**What the task asks**
Write out the records word for word, with no pictures.

:: Information provided

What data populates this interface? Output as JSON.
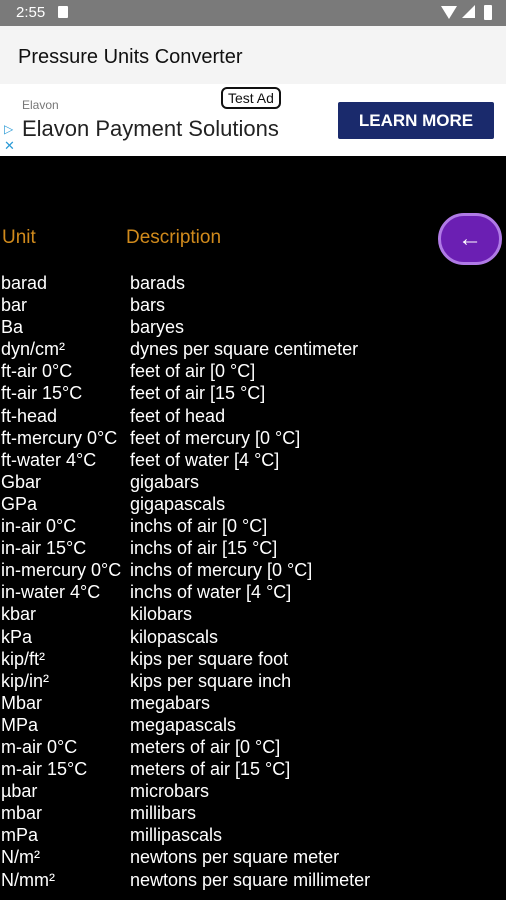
{
  "status_bar": {
    "time": "2:55"
  },
  "app_bar": {
    "title": "Pressure Units Converter"
  },
  "ad": {
    "badge": "Test Ad",
    "brand": "Elavon",
    "headline": "Elavon Payment Solutions",
    "cta": "LEARN MORE",
    "adchoices_icon": "adchoices-icon",
    "close_icon": "close-icon"
  },
  "table": {
    "headers": {
      "unit": "Unit",
      "description": "Description"
    },
    "header_color": "#d08a1c",
    "rows": [
      {
        "unit": "barad",
        "description": "barads"
      },
      {
        "unit": "bar",
        "description": "bars"
      },
      {
        "unit": "Ba",
        "description": "baryes"
      },
      {
        "unit": "dyn/cm²",
        "description": "dynes per square centimeter"
      },
      {
        "unit": "ft-air 0°C",
        "description": "feet of air [0 °C]"
      },
      {
        "unit": "ft-air 15°C",
        "description": "feet of air [15 °C]"
      },
      {
        "unit": "ft-head",
        "description": "feet of head"
      },
      {
        "unit": "ft-mercury 0°C",
        "description": "feet of mercury [0 °C]"
      },
      {
        "unit": "ft-water 4°C",
        "description": "feet of water [4 °C]"
      },
      {
        "unit": "Gbar",
        "description": "gigabars"
      },
      {
        "unit": "GPa",
        "description": "gigapascals"
      },
      {
        "unit": "in-air 0°C",
        "description": "inchs of air [0 °C]"
      },
      {
        "unit": "in-air 15°C",
        "description": "inchs of air [15 °C]"
      },
      {
        "unit": "in-mercury 0°C",
        "description": "inchs of mercury [0 °C]"
      },
      {
        "unit": "in-water 4°C",
        "description": "inchs of water [4 °C]"
      },
      {
        "unit": "kbar",
        "description": "kilobars"
      },
      {
        "unit": "kPa",
        "description": "kilopascals"
      },
      {
        "unit": "kip/ft²",
        "description": "kips per square foot"
      },
      {
        "unit": "kip/in²",
        "description": "kips per square inch"
      },
      {
        "unit": "Mbar",
        "description": "megabars"
      },
      {
        "unit": "MPa",
        "description": "megapascals"
      },
      {
        "unit": "m-air 0°C",
        "description": "meters of air [0 °C]"
      },
      {
        "unit": "m-air 15°C",
        "description": "meters of air [15 °C]"
      },
      {
        "unit": "µbar",
        "description": "microbars"
      },
      {
        "unit": "mbar",
        "description": "millibars"
      },
      {
        "unit": "mPa",
        "description": "millipascals"
      },
      {
        "unit": "N/m²",
        "description": "newtons per square meter"
      },
      {
        "unit": "N/mm²",
        "description": "newtons per square millimeter"
      }
    ]
  },
  "back_button": {
    "icon": "arrow-left-icon",
    "color": "#6b1fb3"
  }
}
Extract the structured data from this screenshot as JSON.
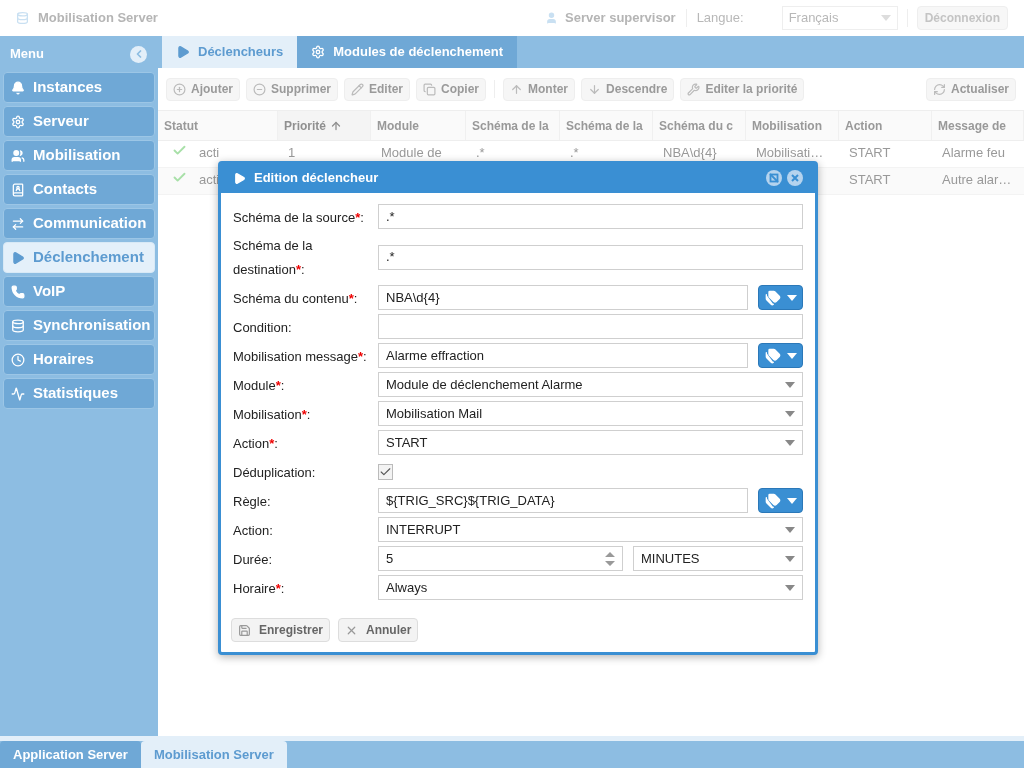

::::

**Problem solution**
What data populates this interface? Output as JSON.
{
  "status_bar": {
    "time": "2:55"
  },
  "app_bar": {
    "title": "Pressure Units Converter"
  },
  "ad": {
    "badge": "Test Ad",
    "brand": "Elavon",
    "headline": "Elavon Payment Solutions",
    "cta": "LEARN MORE",
    "adchoices_icon": "adchoices-icon",
    "close_icon": "close-icon"
  },
  "table": {
    "headers": {
      "unit": "Unit",
      "description": "Description"
    },
    "header_color": "#d08a1c",
    "rows": [
      {
        "unit": "barad",
        "description": "barads"
      },
      {
        "unit": "bar",
        "description": "bars"
      },
      {
        "unit": "Ba",
        "description": "baryes"
      },
      {
        "unit": "dyn/cm²",
        "description": "dynes per square centimeter"
      },
      {
        "unit": "ft-air 0°C",
        "description": "feet of air [0 °C]"
      },
      {
        "unit": "ft-air 15°C",
        "description": "feet of air [15 °C]"
      },
      {
        "unit": "ft-head",
        "description": "feet of head"
      },
      {
        "unit": "ft-mercury 0°C",
        "description": "feet of mercury [0 °C]"
      },
      {
        "unit": "ft-water 4°C",
        "description": "feet of water [4 °C]"
      },
      {
        "unit": "Gbar",
        "description": "gigabars"
      },
      {
        "unit": "GPa",
        "description": "gigapascals"
      },
      {
        "unit": "in-air 0°C",
        "description": "inchs of air [0 °C]"
      },
      {
        "unit": "in-air 15°C",
        "description": "inchs of air [15 °C]"
      },
      {
        "unit": "in-mercury 0°C",
        "description": "inchs of mercury [0 °C]"
      },
      {
        "unit": "in-water 4°C",
        "description": "inchs of water [4 °C]"
      },
      {
        "unit": "kbar",
        "description": "kilobars"
      },
      {
        "unit": "kPa",
        "description": "kilopascals"
      },
      {
        "unit": "kip/ft²",
        "description": "kips per square foot"
      },
      {
        "unit": "kip/in²",
        "description": "kips per square inch"
      },
      {
        "unit": "Mbar",
        "description": "megabars"
      },
      {
        "unit": "MPa",
        "description": "megapascals"
      },
      {
        "unit": "m-air 0°C",
        "description": "meters of air [0 °C]"
      },
      {
        "unit": "m-air 15°C",
        "description": "meters of air [15 °C]"
      },
      {
        "unit": "µbar",
        "description": "microbars"
      },
      {
        "unit": "mbar",
        "description": "millibars"
      },
      {
        "unit": "mPa",
        "description": "millipascals"
      },
      {
        "unit": "N/m²",
        "description": "newtons per square meter"
      },
      {
        "unit": "N/mm²",
        "description": "newtons per square millimeter"
      }
    ]
  },
  "back_button": {
    "icon": "arrow-left-icon",
    "color": "#6b1fb3"
  }
}
Extract the structured data from this screenshot as JSON.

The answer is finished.